===== Records for the task

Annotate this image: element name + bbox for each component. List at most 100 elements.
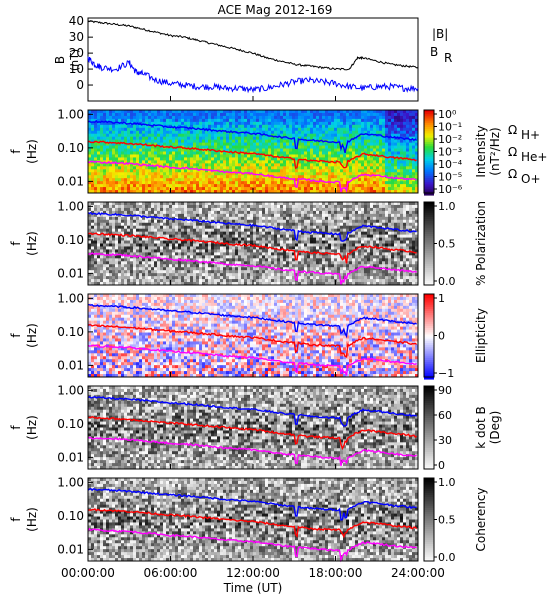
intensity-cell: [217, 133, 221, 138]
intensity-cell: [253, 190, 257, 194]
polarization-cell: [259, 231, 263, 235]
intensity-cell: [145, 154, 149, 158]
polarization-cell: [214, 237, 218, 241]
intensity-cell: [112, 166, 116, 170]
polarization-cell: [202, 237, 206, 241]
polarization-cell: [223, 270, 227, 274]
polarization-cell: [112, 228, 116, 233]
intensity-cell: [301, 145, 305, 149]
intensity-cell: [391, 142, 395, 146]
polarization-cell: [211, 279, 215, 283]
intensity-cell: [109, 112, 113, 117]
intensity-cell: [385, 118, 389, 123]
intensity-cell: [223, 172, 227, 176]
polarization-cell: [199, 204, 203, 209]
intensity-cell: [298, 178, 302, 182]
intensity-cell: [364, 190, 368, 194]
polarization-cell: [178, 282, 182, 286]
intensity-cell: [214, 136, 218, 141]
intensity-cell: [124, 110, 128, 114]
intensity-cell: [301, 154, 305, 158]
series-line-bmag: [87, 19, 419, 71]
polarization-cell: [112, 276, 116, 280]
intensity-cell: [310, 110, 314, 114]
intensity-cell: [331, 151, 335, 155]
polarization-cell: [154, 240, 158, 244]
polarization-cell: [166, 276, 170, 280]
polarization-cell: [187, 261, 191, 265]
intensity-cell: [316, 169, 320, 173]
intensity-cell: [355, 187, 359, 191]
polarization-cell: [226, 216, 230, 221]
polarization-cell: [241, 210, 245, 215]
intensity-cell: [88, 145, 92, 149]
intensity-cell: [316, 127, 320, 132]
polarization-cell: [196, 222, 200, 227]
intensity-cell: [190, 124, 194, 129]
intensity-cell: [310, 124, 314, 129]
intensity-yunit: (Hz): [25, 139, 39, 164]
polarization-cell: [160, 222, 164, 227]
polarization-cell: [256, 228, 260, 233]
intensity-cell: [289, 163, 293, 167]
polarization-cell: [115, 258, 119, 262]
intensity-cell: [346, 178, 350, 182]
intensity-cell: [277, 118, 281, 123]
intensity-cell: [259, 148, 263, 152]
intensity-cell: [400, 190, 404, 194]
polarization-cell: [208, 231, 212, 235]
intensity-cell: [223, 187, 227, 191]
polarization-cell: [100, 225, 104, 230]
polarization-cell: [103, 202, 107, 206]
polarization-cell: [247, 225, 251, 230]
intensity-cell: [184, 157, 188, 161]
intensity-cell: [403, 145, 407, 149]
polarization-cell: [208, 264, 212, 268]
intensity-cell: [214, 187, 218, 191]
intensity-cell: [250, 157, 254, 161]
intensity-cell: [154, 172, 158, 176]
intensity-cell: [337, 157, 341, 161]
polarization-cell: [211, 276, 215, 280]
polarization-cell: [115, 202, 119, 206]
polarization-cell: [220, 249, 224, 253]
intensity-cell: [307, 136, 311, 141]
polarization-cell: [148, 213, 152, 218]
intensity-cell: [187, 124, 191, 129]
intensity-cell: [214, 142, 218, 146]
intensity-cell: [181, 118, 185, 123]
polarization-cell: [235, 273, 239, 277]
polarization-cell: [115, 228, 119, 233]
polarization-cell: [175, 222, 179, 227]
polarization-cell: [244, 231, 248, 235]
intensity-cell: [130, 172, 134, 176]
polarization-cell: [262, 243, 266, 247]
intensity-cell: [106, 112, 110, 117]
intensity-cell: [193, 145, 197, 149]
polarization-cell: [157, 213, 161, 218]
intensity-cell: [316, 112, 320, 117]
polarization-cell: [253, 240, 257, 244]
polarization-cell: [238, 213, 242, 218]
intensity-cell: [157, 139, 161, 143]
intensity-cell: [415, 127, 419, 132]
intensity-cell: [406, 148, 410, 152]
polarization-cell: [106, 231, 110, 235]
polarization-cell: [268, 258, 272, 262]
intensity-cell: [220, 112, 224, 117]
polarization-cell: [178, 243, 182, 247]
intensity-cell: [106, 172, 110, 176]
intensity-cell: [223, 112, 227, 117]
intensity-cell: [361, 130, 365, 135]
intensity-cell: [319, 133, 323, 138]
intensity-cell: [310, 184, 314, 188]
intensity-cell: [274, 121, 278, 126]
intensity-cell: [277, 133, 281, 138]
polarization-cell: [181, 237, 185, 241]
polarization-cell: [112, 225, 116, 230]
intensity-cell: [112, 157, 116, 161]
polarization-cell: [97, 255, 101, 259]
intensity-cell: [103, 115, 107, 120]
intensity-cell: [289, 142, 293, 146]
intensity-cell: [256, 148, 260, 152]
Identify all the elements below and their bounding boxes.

==========
===== Records for the task

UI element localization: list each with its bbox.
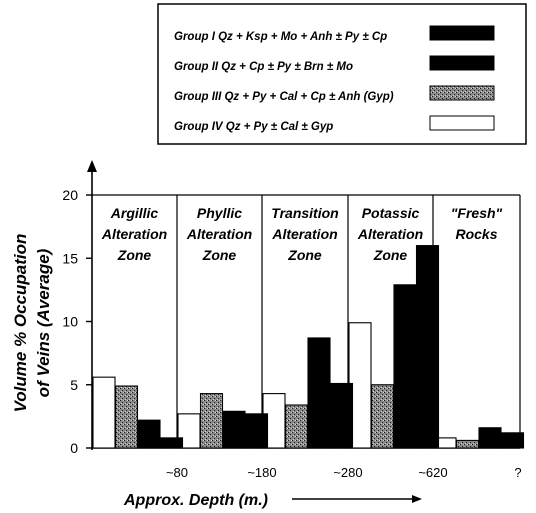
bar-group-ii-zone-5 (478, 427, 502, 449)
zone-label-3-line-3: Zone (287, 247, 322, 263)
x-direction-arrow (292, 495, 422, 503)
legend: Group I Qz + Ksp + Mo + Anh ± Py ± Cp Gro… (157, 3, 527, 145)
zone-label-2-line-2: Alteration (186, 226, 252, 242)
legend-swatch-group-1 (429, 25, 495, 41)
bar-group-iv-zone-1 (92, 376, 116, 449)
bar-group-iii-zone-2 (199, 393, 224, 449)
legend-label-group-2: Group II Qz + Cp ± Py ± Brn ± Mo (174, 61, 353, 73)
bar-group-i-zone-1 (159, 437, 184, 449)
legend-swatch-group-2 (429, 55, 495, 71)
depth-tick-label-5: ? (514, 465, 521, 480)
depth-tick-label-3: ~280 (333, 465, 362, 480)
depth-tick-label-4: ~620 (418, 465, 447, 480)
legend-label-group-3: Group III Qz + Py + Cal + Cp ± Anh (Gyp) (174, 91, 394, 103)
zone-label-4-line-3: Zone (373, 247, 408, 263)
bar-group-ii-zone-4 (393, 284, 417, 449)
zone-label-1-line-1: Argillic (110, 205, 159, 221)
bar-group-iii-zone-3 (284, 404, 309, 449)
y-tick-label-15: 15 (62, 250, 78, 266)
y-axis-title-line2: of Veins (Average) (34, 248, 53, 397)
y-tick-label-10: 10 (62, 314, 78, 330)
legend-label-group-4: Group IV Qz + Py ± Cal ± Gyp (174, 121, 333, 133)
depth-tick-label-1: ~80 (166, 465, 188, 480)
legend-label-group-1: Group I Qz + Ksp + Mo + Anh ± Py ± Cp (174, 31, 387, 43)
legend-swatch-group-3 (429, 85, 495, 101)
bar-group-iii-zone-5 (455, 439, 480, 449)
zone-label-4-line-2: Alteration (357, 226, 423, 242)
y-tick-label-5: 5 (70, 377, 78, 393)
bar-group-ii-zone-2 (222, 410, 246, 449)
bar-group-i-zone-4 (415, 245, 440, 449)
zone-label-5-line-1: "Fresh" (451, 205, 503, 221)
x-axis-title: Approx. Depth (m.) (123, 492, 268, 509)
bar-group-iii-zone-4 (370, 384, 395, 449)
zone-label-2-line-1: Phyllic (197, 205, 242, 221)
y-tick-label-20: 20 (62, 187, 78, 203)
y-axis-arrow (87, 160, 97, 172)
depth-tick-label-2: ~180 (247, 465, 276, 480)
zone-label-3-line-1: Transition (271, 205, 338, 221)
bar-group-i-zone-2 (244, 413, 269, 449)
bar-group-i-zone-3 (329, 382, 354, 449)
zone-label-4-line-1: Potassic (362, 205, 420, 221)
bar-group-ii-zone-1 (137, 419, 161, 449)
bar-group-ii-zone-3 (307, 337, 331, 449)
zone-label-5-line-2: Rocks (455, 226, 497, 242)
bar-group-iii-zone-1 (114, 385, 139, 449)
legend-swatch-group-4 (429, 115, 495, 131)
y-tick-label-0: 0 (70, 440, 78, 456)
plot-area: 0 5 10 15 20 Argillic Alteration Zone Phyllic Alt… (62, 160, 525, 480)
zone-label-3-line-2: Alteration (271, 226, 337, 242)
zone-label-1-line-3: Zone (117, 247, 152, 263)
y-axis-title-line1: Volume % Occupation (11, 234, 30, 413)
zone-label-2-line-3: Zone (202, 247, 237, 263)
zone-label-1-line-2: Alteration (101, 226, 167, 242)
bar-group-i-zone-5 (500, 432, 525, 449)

==========
===== Records for the task

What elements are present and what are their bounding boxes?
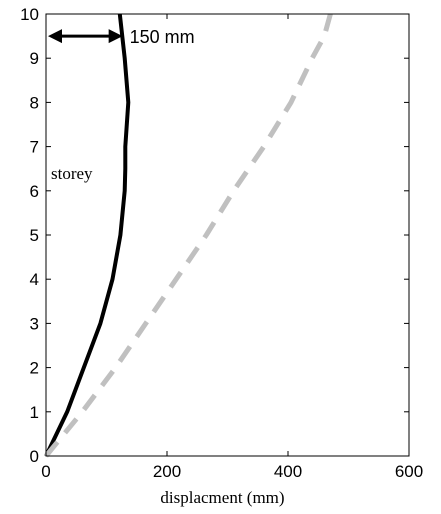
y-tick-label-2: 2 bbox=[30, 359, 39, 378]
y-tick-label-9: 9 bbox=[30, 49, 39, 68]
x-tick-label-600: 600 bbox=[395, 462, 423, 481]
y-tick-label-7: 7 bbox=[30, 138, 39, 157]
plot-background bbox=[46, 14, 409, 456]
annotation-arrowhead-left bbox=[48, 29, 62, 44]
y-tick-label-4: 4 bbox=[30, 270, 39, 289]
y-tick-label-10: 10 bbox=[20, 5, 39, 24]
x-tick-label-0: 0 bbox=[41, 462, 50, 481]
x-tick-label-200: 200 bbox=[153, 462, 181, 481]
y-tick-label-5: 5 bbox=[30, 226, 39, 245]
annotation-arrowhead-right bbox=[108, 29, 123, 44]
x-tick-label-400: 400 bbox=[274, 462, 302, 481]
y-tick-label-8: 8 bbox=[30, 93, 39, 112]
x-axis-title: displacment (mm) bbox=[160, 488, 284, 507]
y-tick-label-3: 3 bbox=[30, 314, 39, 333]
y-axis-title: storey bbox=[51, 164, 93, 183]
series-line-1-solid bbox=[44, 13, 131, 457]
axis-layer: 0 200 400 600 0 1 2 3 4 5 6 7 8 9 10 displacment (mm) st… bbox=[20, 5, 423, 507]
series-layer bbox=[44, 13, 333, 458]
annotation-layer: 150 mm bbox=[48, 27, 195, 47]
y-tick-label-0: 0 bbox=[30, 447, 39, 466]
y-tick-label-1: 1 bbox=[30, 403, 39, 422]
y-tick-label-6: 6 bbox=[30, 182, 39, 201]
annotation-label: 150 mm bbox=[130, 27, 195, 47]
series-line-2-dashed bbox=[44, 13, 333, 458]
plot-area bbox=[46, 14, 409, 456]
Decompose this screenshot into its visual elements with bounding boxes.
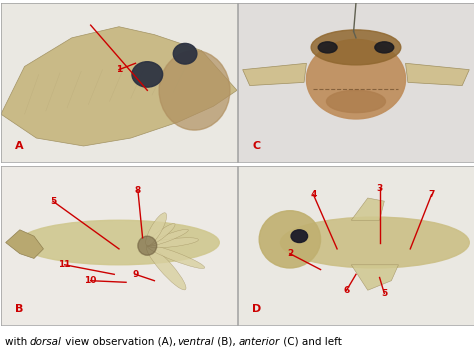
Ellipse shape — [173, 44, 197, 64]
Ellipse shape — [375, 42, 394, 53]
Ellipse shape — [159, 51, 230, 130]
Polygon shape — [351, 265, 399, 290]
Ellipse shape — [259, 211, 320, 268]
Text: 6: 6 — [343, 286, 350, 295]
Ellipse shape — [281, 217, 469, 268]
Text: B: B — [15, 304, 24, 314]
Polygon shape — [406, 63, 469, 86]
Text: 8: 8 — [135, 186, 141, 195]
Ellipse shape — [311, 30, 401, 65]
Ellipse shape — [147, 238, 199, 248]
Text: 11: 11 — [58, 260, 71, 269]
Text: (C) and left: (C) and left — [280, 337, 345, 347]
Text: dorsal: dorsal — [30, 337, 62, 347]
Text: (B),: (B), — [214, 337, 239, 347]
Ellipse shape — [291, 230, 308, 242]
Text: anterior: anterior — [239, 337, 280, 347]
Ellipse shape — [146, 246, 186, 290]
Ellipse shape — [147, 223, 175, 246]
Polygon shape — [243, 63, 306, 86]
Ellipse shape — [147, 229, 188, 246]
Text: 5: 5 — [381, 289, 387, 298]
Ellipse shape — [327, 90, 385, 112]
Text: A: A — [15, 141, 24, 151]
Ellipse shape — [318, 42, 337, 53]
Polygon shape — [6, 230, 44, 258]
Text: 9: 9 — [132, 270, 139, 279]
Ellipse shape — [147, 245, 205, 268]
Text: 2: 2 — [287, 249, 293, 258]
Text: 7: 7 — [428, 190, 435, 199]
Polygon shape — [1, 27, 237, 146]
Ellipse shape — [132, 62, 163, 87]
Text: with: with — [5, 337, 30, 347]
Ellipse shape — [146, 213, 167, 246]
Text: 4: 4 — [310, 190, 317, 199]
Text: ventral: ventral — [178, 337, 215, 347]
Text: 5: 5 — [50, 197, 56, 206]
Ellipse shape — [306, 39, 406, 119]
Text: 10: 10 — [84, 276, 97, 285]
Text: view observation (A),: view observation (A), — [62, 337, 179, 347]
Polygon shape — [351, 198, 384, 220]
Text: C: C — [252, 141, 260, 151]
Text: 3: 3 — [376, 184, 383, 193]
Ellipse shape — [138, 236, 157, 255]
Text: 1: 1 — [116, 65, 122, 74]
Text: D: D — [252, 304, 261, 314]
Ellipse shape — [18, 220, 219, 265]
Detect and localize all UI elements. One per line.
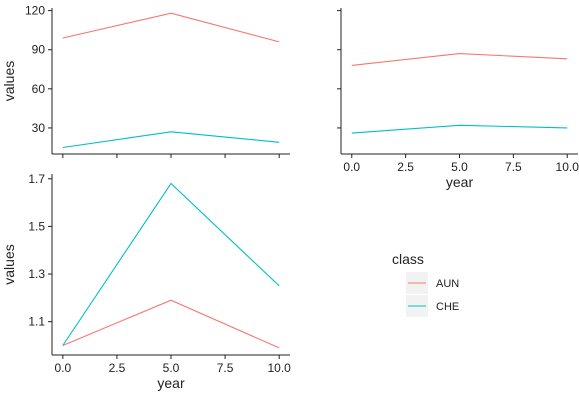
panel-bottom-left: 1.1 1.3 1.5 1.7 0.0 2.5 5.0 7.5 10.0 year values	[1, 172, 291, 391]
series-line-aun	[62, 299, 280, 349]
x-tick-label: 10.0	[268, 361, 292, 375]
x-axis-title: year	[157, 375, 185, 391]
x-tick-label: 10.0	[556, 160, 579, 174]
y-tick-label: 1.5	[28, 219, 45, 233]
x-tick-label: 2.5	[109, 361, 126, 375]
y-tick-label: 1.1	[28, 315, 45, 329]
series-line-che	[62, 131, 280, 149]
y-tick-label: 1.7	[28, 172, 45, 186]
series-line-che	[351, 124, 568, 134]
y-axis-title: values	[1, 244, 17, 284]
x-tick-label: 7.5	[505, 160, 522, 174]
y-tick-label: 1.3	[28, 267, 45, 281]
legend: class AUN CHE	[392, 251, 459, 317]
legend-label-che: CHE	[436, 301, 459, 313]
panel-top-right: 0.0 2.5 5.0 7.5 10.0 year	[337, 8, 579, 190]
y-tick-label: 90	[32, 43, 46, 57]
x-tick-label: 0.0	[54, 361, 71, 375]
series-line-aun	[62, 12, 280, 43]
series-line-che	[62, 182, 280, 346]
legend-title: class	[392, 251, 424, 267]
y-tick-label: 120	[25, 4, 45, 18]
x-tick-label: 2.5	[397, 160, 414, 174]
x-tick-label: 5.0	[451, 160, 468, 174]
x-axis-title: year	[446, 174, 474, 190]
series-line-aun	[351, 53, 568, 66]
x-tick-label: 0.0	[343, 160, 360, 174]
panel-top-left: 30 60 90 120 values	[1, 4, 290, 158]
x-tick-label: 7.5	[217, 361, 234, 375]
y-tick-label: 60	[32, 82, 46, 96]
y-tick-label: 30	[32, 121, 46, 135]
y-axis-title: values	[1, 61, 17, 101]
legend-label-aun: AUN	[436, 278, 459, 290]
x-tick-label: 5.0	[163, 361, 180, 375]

==========

◆ What the exercise asks ◆
Rewrite the records from the line with "y-tick-label-2: 2 bbox=[30, 359, 39, 378]" to the line with "series-line-1-solid bbox=[44, 13, 131, 457]" as a numbered list, leaving out any blank lines.

◆ Completed exercise ◆
1. y-tick-label-2: 2 bbox=[30, 359, 39, 378]
2. y-tick-label-9: 9 bbox=[30, 49, 39, 68]
3. x-tick-label-600: 600 bbox=[395, 462, 423, 481]
4. y-tick-label-7: 7 bbox=[30, 138, 39, 157]
5. plot-background bbox=[46, 14, 409, 456]
6. annotation-arrowhead-left bbox=[48, 29, 62, 44]
7. y-tick-label-4: 4 bbox=[30, 270, 39, 289]
8. y-tick-label-10: 10 bbox=[20, 5, 39, 24]
9. x-tick-label-0: 0 bbox=[41, 462, 50, 481]
10. x-tick-label-200: 200 bbox=[153, 462, 181, 481]
11. y-tick-label-5: 5 bbox=[30, 226, 39, 245]
12. annotation-arrowhead-right bbox=[108, 29, 123, 44]
13. x-tick-label-400: 400 bbox=[274, 462, 302, 481]
14. y-tick-label-8: 8 bbox=[30, 93, 39, 112]
15. x-axis-title: displacment (mm) bbox=[160, 488, 284, 507]
16. y-tick-label-3: 3 bbox=[30, 314, 39, 333]
17. y-axis-title: storey bbox=[51, 164, 93, 183]
18. series-line-1-solid bbox=[44, 13, 131, 457]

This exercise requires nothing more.